**** Records for the exercise

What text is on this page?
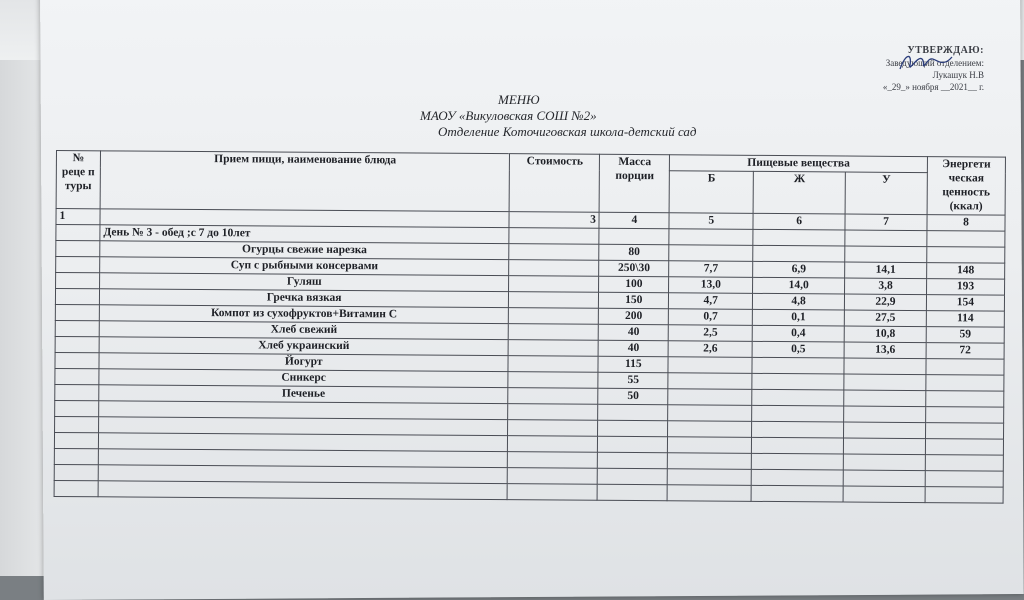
УТВЕРЖДАЮ:
Заведующий отделением:
Лукашук Н.В
«_29_» ноября __2021__ г.
МЕНЮ
МАОУ «Викуловская СОШ №2»
Отделение Коточиговская школа-детский сад
№ реце п туры	Прием пищи, наименование блюда	Стоимость	Масса порции	Пищевые вещества			Энергети ческая ценность (ккал)
				Б	Ж	У	
1		3	4	5	6	7	8
	День № 3 - обед ;с 7 до 10лет						
	Огурцы свежие нарезка		80				
	Суп с рыбными консервами		250\30	7,7	6,9	14,1	148
	Гуляш		100	13,0	14,0	3,8	193
	Гречка вязкая		150	4,7	4,8	22,9	154
	Компот из сухофруктов+Витамин С		200	0,7	0,1	27,5	114
	Хлеб свежий		40	2,5	0,4	10,8	59
	Хлеб украинский		40	2,6	0,5	13,6	72
	Йогурт		115				
	Сникерс		55				
	Печенье		50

********

Give only the count of lines in which the string "Хлеб" appears.

- [Result of this exercise]: 2